# START OF MATERIAL

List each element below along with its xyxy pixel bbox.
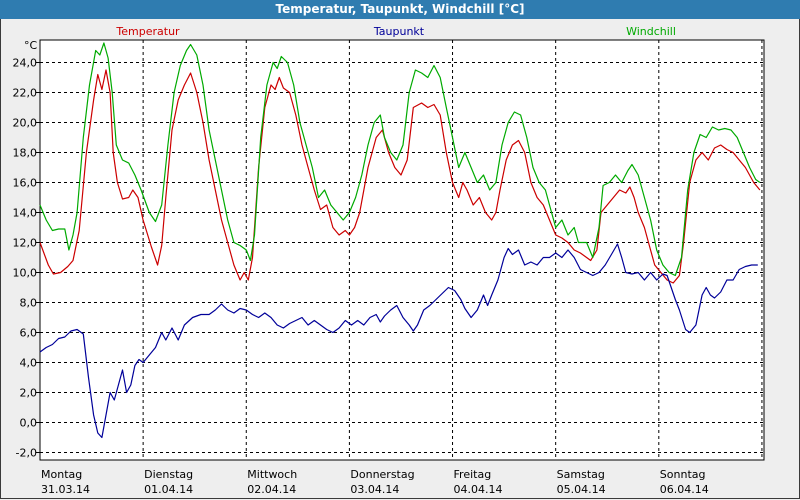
series-line-taupunkt (39, 243, 758, 439)
x-date-label: 06.04.14 (660, 483, 709, 496)
y-tick-label: 10,0 (13, 267, 38, 280)
y-tick-label: 6,0 (20, 327, 38, 340)
x-day-label: Mittwoch (247, 468, 297, 481)
legend-label-windchill: Windchill (626, 25, 676, 38)
x-day-label: Donnerstag (350, 468, 414, 481)
x-date-label: 31.03.14 (41, 483, 90, 496)
x-day-label: Montag (41, 468, 82, 481)
x-date-label: 01.04.14 (144, 483, 193, 496)
series-line-temperatur (39, 69, 761, 284)
chart-frame: °C -2,0 0,0 2,0 4,0 6,0 8,0 10,0 12,0 14,0 16,0 18… (0, 19, 800, 499)
chart-title-bar: Temperatur, Taupunkt, Windchill [°C] (0, 0, 800, 19)
y-tick-label: -2,0 (16, 447, 37, 460)
x-date-label: 05.04.14 (557, 483, 606, 496)
legend-label-temperatur: Temperatur (115, 25, 180, 38)
y-tick-label: 14,0 (13, 207, 38, 220)
y-tick-label: 20,0 (13, 117, 38, 130)
y-tick-label: 18,0 (13, 147, 38, 160)
y-tick-label: 8,0 (20, 297, 38, 310)
y-tick-label: 4,0 (20, 357, 38, 370)
x-date-label: 02.04.14 (247, 483, 296, 496)
x-day-label: Freitag (454, 468, 492, 481)
x-date-label: 03.04.14 (350, 483, 399, 496)
chart-title: Temperatur, Taupunkt, Windchill [°C] (275, 2, 525, 16)
y-tick-label: 22,0 (13, 87, 38, 100)
legend: Temperatur Taupunkt Windchill (115, 25, 676, 38)
x-axis: Montag 31.03.14 Dienstag 01.04.14 Mittwoch 02… (41, 468, 709, 496)
series-layer (39, 42, 761, 439)
line-chart: °C -2,0 0,0 2,0 4,0 6,0 8,0 10,0 12,0 14,0 16,0 18… (13, 25, 765, 496)
y-tick-label: 2,0 (20, 387, 38, 400)
series-line-windchill (39, 42, 761, 277)
legend-label-taupunkt: Taupunkt (373, 25, 425, 38)
y-tick-label: 24,0 (13, 57, 38, 70)
y-axis: °C -2,0 0,0 2,0 4,0 6,0 8,0 10,0 12,0 14,0 16,0 18… (13, 39, 40, 460)
x-date-label: 04.04.14 (454, 483, 503, 496)
y-tick-label: 12,0 (13, 237, 38, 250)
y-unit-label: °C (24, 39, 38, 52)
y-tick-label: 0,0 (20, 417, 38, 430)
plot-area (39, 39, 765, 461)
x-day-label: Dienstag (144, 468, 193, 481)
y-tick-label: 16,0 (13, 177, 38, 190)
x-day-label: Samstag (557, 468, 605, 481)
x-day-label: Sonntag (660, 468, 706, 481)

# END OF MATERIAL

• _DIRECTION_
Rename "Mittwoch" to "Wednesday" everywhere in the lines above, and write them out again with nothing else changed. Leave the pictures out.

• _SOLVED PROBLEM_
List each element below along with its xyxy pixel bbox.
series-line-taupunkt (39, 243, 758, 439)
x-date-label: 06.04.14 (660, 483, 709, 496)
y-tick-label: 10,0 (13, 267, 38, 280)
y-tick-label: 6,0 (20, 327, 38, 340)
x-day-label: Wednesday (247, 468, 297, 481)
legend-label-windchill: Windchill (626, 25, 676, 38)
x-day-label: Donnerstag (350, 468, 414, 481)
x-date-label: 31.03.14 (41, 483, 90, 496)
x-day-label: Montag (41, 468, 82, 481)
x-date-label: 01.04.14 (144, 483, 193, 496)
series-line-temperatur (39, 69, 761, 284)
chart-frame: °C -2,0 0,0 2,0 4,0 6,0 8,0 10,0 12,0 14,0 16,0 18… (0, 19, 800, 499)
chart-title-bar: Temperatur, Taupunkt, Windchill [°C] (0, 0, 800, 19)
y-tick-label: -2,0 (16, 447, 37, 460)
x-date-label: 05.04.14 (557, 483, 606, 496)
legend-label-temperatur: Temperatur (115, 25, 180, 38)
y-tick-label: 14,0 (13, 207, 38, 220)
y-tick-label: 20,0 (13, 117, 38, 130)
y-tick-label: 18,0 (13, 147, 38, 160)
y-tick-label: 8,0 (20, 297, 38, 310)
y-tick-label: 4,0 (20, 357, 38, 370)
x-date-label: 02.04.14 (247, 483, 296, 496)
x-day-label: Freitag (454, 468, 492, 481)
x-date-label: 03.04.14 (350, 483, 399, 496)
chart-title: Temperatur, Taupunkt, Windchill [°C] (275, 2, 525, 16)
y-tick-label: 22,0 (13, 87, 38, 100)
legend: Temperatur Taupunkt Windchill (115, 25, 676, 38)
x-axis: Montag 31.03.14 Dienstag 01.04.14 Wednesday 02… (41, 468, 709, 496)
series-layer (39, 42, 761, 439)
line-chart: °C -2,0 0,0 2,0 4,0 6,0 8,0 10,0 12,0 14,0 16,0 18… (13, 25, 765, 496)
y-tick-label: 2,0 (20, 387, 38, 400)
series-line-windchill (39, 42, 761, 277)
legend-label-taupunkt: Taupunkt (373, 25, 425, 38)
y-tick-label: 24,0 (13, 57, 38, 70)
y-axis: °C -2,0 0,0 2,0 4,0 6,0 8,0 10,0 12,0 14,0 16,0 18… (13, 39, 40, 460)
x-date-label: 04.04.14 (454, 483, 503, 496)
y-tick-label: 12,0 (13, 237, 38, 250)
y-unit-label: °C (24, 39, 38, 52)
y-tick-label: 0,0 (20, 417, 38, 430)
plot-area (39, 39, 765, 461)
x-day-label: Dienstag (144, 468, 193, 481)
y-tick-label: 16,0 (13, 177, 38, 190)
x-day-label: Samstag (557, 468, 605, 481)
x-day-label: Sonntag (660, 468, 706, 481)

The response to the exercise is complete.